### Exercise goal
Pull every line containing the word "диоксан" from the records.

### Stored dataset items
★ ★ ★
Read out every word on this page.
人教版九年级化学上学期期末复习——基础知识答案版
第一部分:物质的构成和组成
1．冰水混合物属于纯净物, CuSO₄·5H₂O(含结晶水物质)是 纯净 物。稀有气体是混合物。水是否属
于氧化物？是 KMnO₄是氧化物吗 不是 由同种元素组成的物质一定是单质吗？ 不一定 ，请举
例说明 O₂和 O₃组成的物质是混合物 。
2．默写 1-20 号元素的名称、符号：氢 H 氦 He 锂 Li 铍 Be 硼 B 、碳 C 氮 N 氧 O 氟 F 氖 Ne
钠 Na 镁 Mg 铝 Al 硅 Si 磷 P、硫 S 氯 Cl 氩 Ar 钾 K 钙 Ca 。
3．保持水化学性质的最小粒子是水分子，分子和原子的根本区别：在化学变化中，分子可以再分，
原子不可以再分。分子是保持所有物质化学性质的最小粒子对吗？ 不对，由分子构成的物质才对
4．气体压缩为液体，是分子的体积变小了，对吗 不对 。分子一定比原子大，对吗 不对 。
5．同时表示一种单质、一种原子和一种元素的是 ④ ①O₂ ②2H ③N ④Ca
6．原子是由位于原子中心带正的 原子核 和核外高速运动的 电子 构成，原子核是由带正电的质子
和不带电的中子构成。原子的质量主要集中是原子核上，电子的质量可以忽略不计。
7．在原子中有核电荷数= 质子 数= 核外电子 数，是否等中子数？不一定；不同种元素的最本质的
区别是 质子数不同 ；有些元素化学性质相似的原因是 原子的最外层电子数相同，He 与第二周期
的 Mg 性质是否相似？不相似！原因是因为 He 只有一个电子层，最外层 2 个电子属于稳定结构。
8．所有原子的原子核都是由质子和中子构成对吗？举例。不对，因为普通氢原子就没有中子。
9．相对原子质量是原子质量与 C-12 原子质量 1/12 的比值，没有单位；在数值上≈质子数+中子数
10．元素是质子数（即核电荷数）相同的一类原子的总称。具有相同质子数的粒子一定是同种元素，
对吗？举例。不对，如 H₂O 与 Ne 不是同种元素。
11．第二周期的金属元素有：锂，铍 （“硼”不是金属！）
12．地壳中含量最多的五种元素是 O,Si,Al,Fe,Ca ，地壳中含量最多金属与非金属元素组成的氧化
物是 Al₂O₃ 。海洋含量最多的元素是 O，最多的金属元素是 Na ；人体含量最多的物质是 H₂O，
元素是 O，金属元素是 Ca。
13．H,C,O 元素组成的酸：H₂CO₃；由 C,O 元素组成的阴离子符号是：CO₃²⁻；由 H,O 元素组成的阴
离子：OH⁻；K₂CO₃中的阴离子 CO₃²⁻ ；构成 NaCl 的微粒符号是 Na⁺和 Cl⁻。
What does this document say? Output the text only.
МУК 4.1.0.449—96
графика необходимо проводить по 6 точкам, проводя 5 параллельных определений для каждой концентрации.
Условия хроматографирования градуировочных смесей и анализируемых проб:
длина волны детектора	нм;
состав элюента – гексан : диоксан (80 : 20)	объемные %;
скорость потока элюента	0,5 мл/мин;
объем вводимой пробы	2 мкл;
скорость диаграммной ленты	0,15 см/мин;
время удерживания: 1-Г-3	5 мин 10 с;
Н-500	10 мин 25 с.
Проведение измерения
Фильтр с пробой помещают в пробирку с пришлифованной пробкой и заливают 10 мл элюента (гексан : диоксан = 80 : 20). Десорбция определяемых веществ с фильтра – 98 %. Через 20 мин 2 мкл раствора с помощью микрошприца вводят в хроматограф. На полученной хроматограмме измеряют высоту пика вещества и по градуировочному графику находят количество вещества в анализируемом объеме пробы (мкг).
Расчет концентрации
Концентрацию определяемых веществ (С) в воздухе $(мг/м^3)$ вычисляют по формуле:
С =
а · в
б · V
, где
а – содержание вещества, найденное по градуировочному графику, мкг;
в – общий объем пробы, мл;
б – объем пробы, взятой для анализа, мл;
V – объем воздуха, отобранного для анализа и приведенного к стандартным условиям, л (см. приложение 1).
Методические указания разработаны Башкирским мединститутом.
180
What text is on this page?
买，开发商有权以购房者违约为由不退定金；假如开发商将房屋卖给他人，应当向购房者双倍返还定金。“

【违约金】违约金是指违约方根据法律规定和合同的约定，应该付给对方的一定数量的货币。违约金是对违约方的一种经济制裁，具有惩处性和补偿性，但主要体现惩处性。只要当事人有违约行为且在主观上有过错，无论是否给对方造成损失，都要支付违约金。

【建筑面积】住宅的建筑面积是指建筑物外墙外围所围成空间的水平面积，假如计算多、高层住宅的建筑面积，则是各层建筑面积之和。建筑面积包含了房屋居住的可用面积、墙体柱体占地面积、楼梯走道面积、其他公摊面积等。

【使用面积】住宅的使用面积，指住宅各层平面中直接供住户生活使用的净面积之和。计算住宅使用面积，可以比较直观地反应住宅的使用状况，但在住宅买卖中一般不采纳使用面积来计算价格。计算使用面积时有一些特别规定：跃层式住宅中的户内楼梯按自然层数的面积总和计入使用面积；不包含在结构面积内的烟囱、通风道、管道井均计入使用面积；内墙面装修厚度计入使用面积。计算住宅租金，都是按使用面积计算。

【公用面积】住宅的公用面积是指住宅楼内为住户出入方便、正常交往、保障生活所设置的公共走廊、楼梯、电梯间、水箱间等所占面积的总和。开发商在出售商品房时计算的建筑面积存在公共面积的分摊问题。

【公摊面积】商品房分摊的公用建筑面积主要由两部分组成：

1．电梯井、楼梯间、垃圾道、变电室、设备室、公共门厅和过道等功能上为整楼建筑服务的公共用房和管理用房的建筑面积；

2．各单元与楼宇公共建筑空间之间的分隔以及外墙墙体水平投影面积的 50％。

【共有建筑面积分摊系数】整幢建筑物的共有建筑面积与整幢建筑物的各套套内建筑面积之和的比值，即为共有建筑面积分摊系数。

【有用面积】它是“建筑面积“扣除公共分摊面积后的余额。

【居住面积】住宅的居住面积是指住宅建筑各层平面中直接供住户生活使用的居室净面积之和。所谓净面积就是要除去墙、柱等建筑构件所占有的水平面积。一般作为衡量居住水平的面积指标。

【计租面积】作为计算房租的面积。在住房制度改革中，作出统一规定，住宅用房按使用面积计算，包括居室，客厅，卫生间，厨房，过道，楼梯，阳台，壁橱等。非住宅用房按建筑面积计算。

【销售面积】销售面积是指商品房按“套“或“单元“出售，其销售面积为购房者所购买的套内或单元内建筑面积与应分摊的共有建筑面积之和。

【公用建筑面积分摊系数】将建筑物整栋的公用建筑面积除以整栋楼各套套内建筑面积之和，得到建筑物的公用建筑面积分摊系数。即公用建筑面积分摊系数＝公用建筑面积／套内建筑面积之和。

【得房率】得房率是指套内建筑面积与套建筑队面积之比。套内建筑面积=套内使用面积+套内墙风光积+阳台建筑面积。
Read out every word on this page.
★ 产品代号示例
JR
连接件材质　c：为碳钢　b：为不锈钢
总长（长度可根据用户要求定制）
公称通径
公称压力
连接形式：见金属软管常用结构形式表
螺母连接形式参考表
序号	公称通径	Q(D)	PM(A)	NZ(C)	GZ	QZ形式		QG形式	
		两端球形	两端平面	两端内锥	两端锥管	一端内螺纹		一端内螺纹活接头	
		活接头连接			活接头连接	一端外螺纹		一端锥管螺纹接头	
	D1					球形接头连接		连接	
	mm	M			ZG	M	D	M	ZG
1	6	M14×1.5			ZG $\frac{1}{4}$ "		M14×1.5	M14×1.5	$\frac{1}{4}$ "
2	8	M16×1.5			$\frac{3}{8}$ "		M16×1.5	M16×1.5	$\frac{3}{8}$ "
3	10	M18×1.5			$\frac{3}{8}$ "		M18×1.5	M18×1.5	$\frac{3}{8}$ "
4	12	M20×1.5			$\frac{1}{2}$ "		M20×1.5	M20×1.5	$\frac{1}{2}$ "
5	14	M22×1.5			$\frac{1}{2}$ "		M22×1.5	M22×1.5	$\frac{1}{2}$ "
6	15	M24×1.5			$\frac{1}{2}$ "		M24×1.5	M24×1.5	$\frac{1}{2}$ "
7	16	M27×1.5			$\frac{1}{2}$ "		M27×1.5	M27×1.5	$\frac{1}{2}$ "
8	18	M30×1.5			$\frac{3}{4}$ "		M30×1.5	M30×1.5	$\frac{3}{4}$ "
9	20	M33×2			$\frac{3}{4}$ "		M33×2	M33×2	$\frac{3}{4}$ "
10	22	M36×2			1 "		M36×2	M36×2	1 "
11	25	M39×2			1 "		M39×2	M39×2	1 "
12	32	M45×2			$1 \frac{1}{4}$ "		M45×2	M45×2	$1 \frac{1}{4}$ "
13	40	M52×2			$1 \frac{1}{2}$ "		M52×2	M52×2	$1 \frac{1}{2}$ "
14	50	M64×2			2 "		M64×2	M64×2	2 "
★ ★ ★
### Completed task
состав элюента – гексан : диоксан (80 : 20)	объемные %;
Фильтр с пробой помещают в пробирку с пришлифованной пробкой и заливают 10 мл элюента (гексан : диоксан = 80 : 20). Десорбция определяемых веществ с фильтра – 98 %. Через 20 мин 2 мкл раствора с помощью микрошприца вводят в хроматограф. На полученной хроматограмме измеряют высоту пика вещества и по градуировочному графику находят количество вещества в анализируемом объеме пробы (мкг).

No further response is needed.